What to produce =
Transcribe every entry word for word, but skip the images.

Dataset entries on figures
* * *
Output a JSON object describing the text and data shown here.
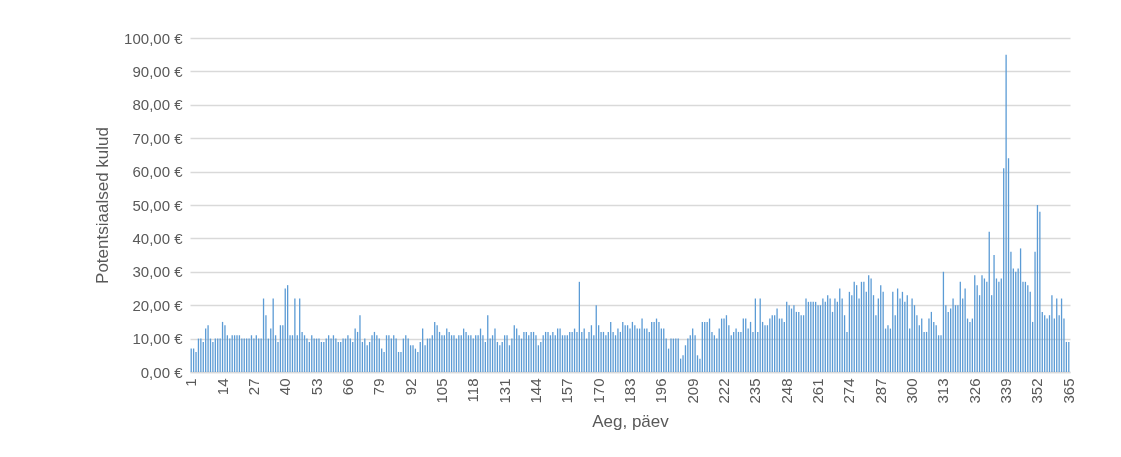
{
  "chart_data": {
    "type": "bar",
    "xlabel": "Aeg, päev",
    "ylabel": "Potentsiaalsed kulud",
    "color": "#5b9bd5",
    "grid": "y",
    "ylim": [
      0,
      100
    ],
    "yticks": [
      {
        "value": 0,
        "label": "0,00 €"
      },
      {
        "value": 10,
        "label": "10,00 €"
      },
      {
        "value": 20,
        "label": "20,00 €"
      },
      {
        "value": 30,
        "label": "30,00 €"
      },
      {
        "value": 40,
        "label": "40,00 €"
      },
      {
        "value": 50,
        "label": "50,00 €"
      },
      {
        "value": 60,
        "label": "60,00 €"
      },
      {
        "value": 70,
        "label": "70,00 €"
      },
      {
        "value": 80,
        "label": "80,00 €"
      },
      {
        "value": 90,
        "label": "90,00 €"
      },
      {
        "value": 100,
        "label": "100,00 €"
      }
    ],
    "categories": [
      "1",
      null,
      null,
      null,
      null,
      null,
      null,
      null,
      null,
      null,
      null,
      null,
      null,
      "14",
      null,
      null,
      null,
      null,
      null,
      null,
      null,
      null,
      null,
      null,
      null,
      null,
      "27",
      null,
      null,
      null,
      null,
      null,
      null,
      null,
      null,
      null,
      null,
      null,
      null,
      "40",
      null,
      null,
      null,
      null,
      null,
      null,
      null,
      null,
      null,
      null,
      null,
      null,
      "53",
      null,
      null,
      null,
      null,
      null,
      null,
      null,
      null,
      null,
      null,
      null,
      null,
      "66",
      null,
      null,
      null,
      null,
      null,
      null,
      null,
      null,
      null,
      null,
      null,
      null,
      "79",
      null,
      null,
      null,
      null,
      null,
      null,
      null,
      null,
      null,
      null,
      null,
      null,
      "92",
      null,
      null,
      null,
      null,
      null,
      null,
      null,
      null,
      null,
      null,
      null,
      null,
      "105",
      null,
      null,
      null,
      null,
      null,
      null,
      null,
      null,
      null,
      null,
      null,
      null,
      "118",
      null,
      null,
      null,
      null,
      null,
      null,
      null,
      null,
      null,
      null,
      null,
      null,
      "131",
      null,
      null,
      null,
      null,
      null,
      null,
      null,
      null,
      null,
      null,
      null,
      null,
      "144",
      null,
      null,
      null,
      null,
      null,
      null,
      null,
      null,
      null,
      null,
      null,
      null,
      "157",
      null,
      null,
      null,
      null,
      null,
      null,
      null,
      null,
      null,
      null,
      null,
      null,
      "170",
      null,
      null,
      null,
      null,
      null,
      null,
      null,
      null,
      null,
      null,
      null,
      null,
      "183",
      null,
      null,
      null,
      null,
      null,
      null,
      null,
      null,
      null,
      null,
      null,
      null,
      "196",
      null,
      null,
      null,
      null,
      null,
      null,
      null,
      null,
      null,
      null,
      null,
      null,
      "209",
      null,
      null,
      null,
      null,
      null,
      null,
      null,
      null,
      null,
      null,
      null,
      null,
      "222",
      null,
      null,
      null,
      null,
      null,
      null,
      null,
      null,
      null,
      null,
      null,
      null,
      "235",
      null,
      null,
      null,
      null,
      null,
      null,
      null,
      null,
      null,
      null,
      null,
      null,
      "248",
      null,
      null,
      null,
      null,
      null,
      null,
      null,
      null,
      null,
      null,
      null,
      null,
      "261",
      null,
      null,
      null,
      null,
      null,
      null,
      null,
      null,
      null,
      null,
      null,
      null,
      "274",
      null,
      null,
      null,
      null,
      null,
      null,
      null,
      null,
      null,
      null,
      null,
      null,
      "287",
      null,
      null,
      null,
      null,
      null,
      null,
      null,
      null,
      null,
      null,
      null,
      null,
      "300",
      null,
      null,
      null,
      null,
      null,
      null,
      null,
      null,
      null,
      null,
      null,
      null,
      "313",
      null,
      null,
      null,
      null,
      null,
      null,
      null,
      null,
      null,
      null,
      null,
      null,
      "326",
      null,
      null,
      null,
      null,
      null,
      null,
      null,
      null,
      null,
      null,
      null,
      null,
      "339",
      null,
      null,
      null,
      null,
      null,
      null,
      null,
      null,
      null,
      null,
      null,
      null,
      "352",
      null,
      null,
      null,
      null,
      null,
      null,
      null,
      null,
      null,
      null,
      null,
      null,
      "365"
    ],
    "values": [
      7,
      7,
      6,
      10,
      10,
      9,
      13,
      14,
      10,
      9,
      10,
      10,
      10,
      15,
      14,
      11,
      10,
      11,
      11,
      11,
      11,
      10,
      10,
      10,
      10,
      11,
      10,
      11,
      10,
      10,
      22,
      17,
      10,
      13,
      22,
      11,
      9,
      14,
      14,
      25,
      26,
      11,
      11,
      22,
      11,
      22,
      12,
      11,
      10,
      9,
      11,
      10,
      10,
      10,
      9,
      9,
      10,
      11,
      10,
      11,
      10,
      9,
      9,
      10,
      10,
      11,
      10,
      9,
      13,
      12,
      17,
      9,
      10,
      8,
      9,
      11,
      12,
      11,
      10,
      7,
      6,
      11,
      11,
      10,
      11,
      10,
      6,
      6,
      10,
      11,
      10,
      8,
      8,
      7,
      6,
      9,
      13,
      8,
      10,
      10,
      11,
      15,
      14,
      12,
      11,
      11,
      13,
      12,
      11,
      11,
      10,
      11,
      11,
      13,
      12,
      11,
      11,
      10,
      11,
      11,
      13,
      11,
      9,
      17,
      10,
      11,
      13,
      9,
      8,
      9,
      11,
      11,
      8,
      10,
      14,
      13,
      11,
      10,
      12,
      12,
      11,
      12,
      12,
      11,
      8,
      9,
      11,
      12,
      12,
      11,
      12,
      11,
      13,
      13,
      11,
      11,
      11,
      12,
      12,
      13,
      12,
      27,
      12,
      13,
      10,
      12,
      14,
      11,
      20,
      14,
      12,
      12,
      11,
      12,
      15,
      12,
      11,
      13,
      12,
      15,
      14,
      14,
      13,
      15,
      14,
      13,
      13,
      16,
      13,
      13,
      12,
      15,
      15,
      16,
      15,
      13,
      13,
      10,
      7,
      10,
      10,
      10,
      10,
      4,
      5,
      8,
      10,
      11,
      13,
      11,
      5,
      4,
      15,
      15,
      15,
      16,
      12,
      11,
      10,
      13,
      16,
      16,
      17,
      14,
      11,
      12,
      13,
      12,
      12,
      16,
      16,
      13,
      15,
      12,
      22,
      12,
      22,
      15,
      14,
      14,
      16,
      17,
      17,
      19,
      16,
      16,
      15,
      21,
      20,
      19,
      20,
      18,
      18,
      17,
      17,
      22,
      21,
      21,
      21,
      21,
      20,
      20,
      22,
      21,
      23,
      22,
      18,
      22,
      21,
      25,
      22,
      17,
      12,
      24,
      23,
      27,
      26,
      22,
      27,
      27,
      24,
      29,
      28,
      23,
      17,
      22,
      26,
      24,
      13,
      14,
      13,
      24,
      17,
      25,
      22,
      24,
      21,
      23,
      13,
      22,
      20,
      17,
      14,
      16,
      12,
      12,
      16,
      18,
      15,
      14,
      11,
      11,
      30,
      20,
      18,
      19,
      22,
      20,
      20,
      27,
      22,
      25,
      16,
      15,
      16,
      29,
      26,
      23,
      29,
      28,
      27,
      42,
      23,
      35,
      28,
      27,
      28,
      61,
      95,
      64,
      36,
      31,
      30,
      31,
      37,
      27,
      27,
      26,
      24,
      15,
      36,
      50,
      48,
      18,
      17,
      16,
      17,
      23,
      16,
      22,
      17,
      22,
      16,
      9,
      9
    ]
  }
}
* * *
Solution to the exercise =
Output a JSON object describing the text and data shown here.
{
  "chart_data": {
    "type": "bar",
    "xlabel": "Aeg, päev",
    "ylabel": "Potentsiaalsed kulud",
    "color": "#5b9bd5",
    "grid": "y",
    "ylim": [
      0,
      100
    ],
    "yticks": [
      {
        "value": 0,
        "label": "0,00 €"
      },
      {
        "value": 10,
        "label": "10,00 €"
      },
      {
        "value": 20,
        "label": "20,00 €"
      },
      {
        "value": 30,
        "label": "30,00 €"
      },
      {
        "value": 40,
        "label": "40,00 €"
      },
      {
        "value": 50,
        "label": "50,00 €"
      },
      {
        "value": 60,
        "label": "60,00 €"
      },
      {
        "value": 70,
        "label": "70,00 €"
      },
      {
        "value": 80,
        "label": "80,00 €"
      },
      {
        "value": 90,
        "label": "90,00 €"
      },
      {
        "value": 100,
        "label": "100,00 €"
      }
    ],
    "categories": [
      "1",
      null,
      null,
      null,
      null,
      null,
      null,
      null,
      null,
      null,
      null,
      null,
      null,
      "14",
      null,
      null,
      null,
      null,
      null,
      null,
      null,
      null,
      null,
      null,
      null,
      null,
      "27",
      null,
      null,
      null,
      null,
      null,
      null,
      null,
      null,
      null,
      null,
      null,
      null,
      "40",
      null,
      null,
      null,
      null,
      null,
      null,
      null,
      null,
      null,
      null,
      null,
      null,
      "53",
      null,
      null,
      null,
      null,
      null,
      null,
      null,
      null,
      null,
      null,
      null,
      null,
      "66",
      null,
      null,
      null,
      null,
      null,
      null,
      null,
      null,
      null,
      null,
      null,
      null,
      "79",
      null,
      null,
      null,
      null,
      null,
      null,
      null,
      null,
      null,
      null,
      null,
      null,
      "92",
      null,
      null,
      null,
      null,
      null,
      null,
      null,
      null,
      null,
      null,
      null,
      null,
      "105",
      null,
      null,
      null,
      null,
      null,
      null,
      null,
      null,
      null,
      null,
      null,
      null,
      "118",
      null,
      null,
      null,
      null,
      null,
      null,
      null,
      null,
      null,
      null,
      null,
      null,
      "131",
      null,
      null,
      null,
      null,
      null,
      null,
      null,
      null,
      null,
      null,
      null,
      null,
      "144",
      null,
      null,
      null,
      null,
      null,
      null,
      null,
      null,
      null,
      null,
      null,
      null,
      "157",
      null,
      null,
      null,
      null,
      null,
      null,
      null,
      null,
      null,
      null,
      null,
      null,
      "170",
      null,
      null,
      null,
      null,
      null,
      null,
      null,
      null,
      null,
      null,
      null,
      null,
      "183",
      null,
      null,
      null,
      null,
      null,
      null,
      null,
      null,
      null,
      null,
      null,
      null,
      "196",
      null,
      null,
      null,
      null,
      null,
      null,
      null,
      null,
      null,
      null,
      null,
      null,
      "209",
      null,
      null,
      null,
      null,
      null,
      null,
      null,
      null,
      null,
      null,
      null,
      null,
      "222",
      null,
      null,
      null,
      null,
      null,
      null,
      null,
      null,
      null,
      null,
      null,
      null,
      "235",
      null,
      null,
      null,
      null,
      null,
      null,
      null,
      null,
      null,
      null,
      null,
      null,
      "248",
      null,
      null,
      null,
      null,
      null,
      null,
      null,
      null,
      null,
      null,
      null,
      null,
      "261",
      null,
      null,
      null,
      null,
      null,
      null,
      null,
      null,
      null,
      null,
      null,
      null,
      "274",
      null,
      null,
      null,
      null,
      null,
      null,
      null,
      null,
      null,
      null,
      null,
      null,
      "287",
      null,
      null,
      null,
      null,
      null,
      null,
      null,
      null,
      null,
      null,
      null,
      null,
      "300",
      null,
      null,
      null,
      null,
      null,
      null,
      null,
      null,
      null,
      null,
      null,
      null,
      "313",
      null,
      null,
      null,
      null,
      null,
      null,
      null,
      null,
      null,
      null,
      null,
      null,
      "326",
      null,
      null,
      null,
      null,
      null,
      null,
      null,
      null,
      null,
      null,
      null,
      null,
      "339",
      null,
      null,
      null,
      null,
      null,
      null,
      null,
      null,
      null,
      null,
      null,
      null,
      "352",
      null,
      null,
      null,
      null,
      null,
      null,
      null,
      null,
      null,
      null,
      null,
      null,
      "365"
    ],
    "values": [
      7,
      7,
      6,
      10,
      10,
      9,
      13,
      14,
      10,
      9,
      10,
      10,
      10,
      15,
      14,
      11,
      10,
      11,
      11,
      11,
      11,
      10,
      10,
      10,
      10,
      11,
      10,
      11,
      10,
      10,
      22,
      17,
      10,
      13,
      22,
      11,
      9,
      14,
      14,
      25,
      26,
      11,
      11,
      22,
      11,
      22,
      12,
      11,
      10,
      9,
      11,
      10,
      10,
      10,
      9,
      9,
      10,
      11,
      10,
      11,
      10,
      9,
      9,
      10,
      10,
      11,
      10,
      9,
      13,
      12,
      17,
      9,
      10,
      8,
      9,
      11,
      12,
      11,
      10,
      7,
      6,
      11,
      11,
      10,
      11,
      10,
      6,
      6,
      10,
      11,
      10,
      8,
      8,
      7,
      6,
      9,
      13,
      8,
      10,
      10,
      11,
      15,
      14,
      12,
      11,
      11,
      13,
      12,
      11,
      11,
      10,
      11,
      11,
      13,
      12,
      11,
      11,
      10,
      11,
      11,
      13,
      11,
      9,
      17,
      10,
      11,
      13,
      9,
      8,
      9,
      11,
      11,
      8,
      10,
      14,
      13,
      11,
      10,
      12,
      12,
      11,
      12,
      12,
      11,
      8,
      9,
      11,
      12,
      12,
      11,
      12,
      11,
      13,
      13,
      11,
      11,
      11,
      12,
      12,
      13,
      12,
      27,
      12,
      13,
      10,
      12,
      14,
      11,
      20,
      14,
      12,
      12,
      11,
      12,
      15,
      12,
      11,
      13,
      12,
      15,
      14,
      14,
      13,
      15,
      14,
      13,
      13,
      16,
      13,
      13,
      12,
      15,
      15,
      16,
      15,
      13,
      13,
      10,
      7,
      10,
      10,
      10,
      10,
      4,
      5,
      8,
      10,
      11,
      13,
      11,
      5,
      4,
      15,
      15,
      15,
      16,
      12,
      11,
      10,
      13,
      16,
      16,
      17,
      14,
      11,
      12,
      13,
      12,
      12,
      16,
      16,
      13,
      15,
      12,
      22,
      12,
      22,
      15,
      14,
      14,
      16,
      17,
      17,
      19,
      16,
      16,
      15,
      21,
      20,
      19,
      20,
      18,
      18,
      17,
      17,
      22,
      21,
      21,
      21,
      21,
      20,
      20,
      22,
      21,
      23,
      22,
      18,
      22,
      21,
      25,
      22,
      17,
      12,
      24,
      23,
      27,
      26,
      22,
      27,
      27,
      24,
      29,
      28,
      23,
      17,
      22,
      26,
      24,
      13,
      14,
      13,
      24,
      17,
      25,
      22,
      24,
      21,
      23,
      13,
      22,
      20,
      17,
      14,
      16,
      12,
      12,
      16,
      18,
      15,
      14,
      11,
      11,
      30,
      20,
      18,
      19,
      22,
      20,
      20,
      27,
      22,
      25,
      16,
      15,
      16,
      29,
      26,
      23,
      29,
      28,
      27,
      42,
      23,
      35,
      28,
      27,
      28,
      61,
      95,
      64,
      36,
      31,
      30,
      31,
      37,
      27,
      27,
      26,
      24,
      15,
      36,
      50,
      48,
      18,
      17,
      16,
      17,
      23,
      16,
      22,
      17,
      22,
      16,
      9,
      9
    ]
  }
}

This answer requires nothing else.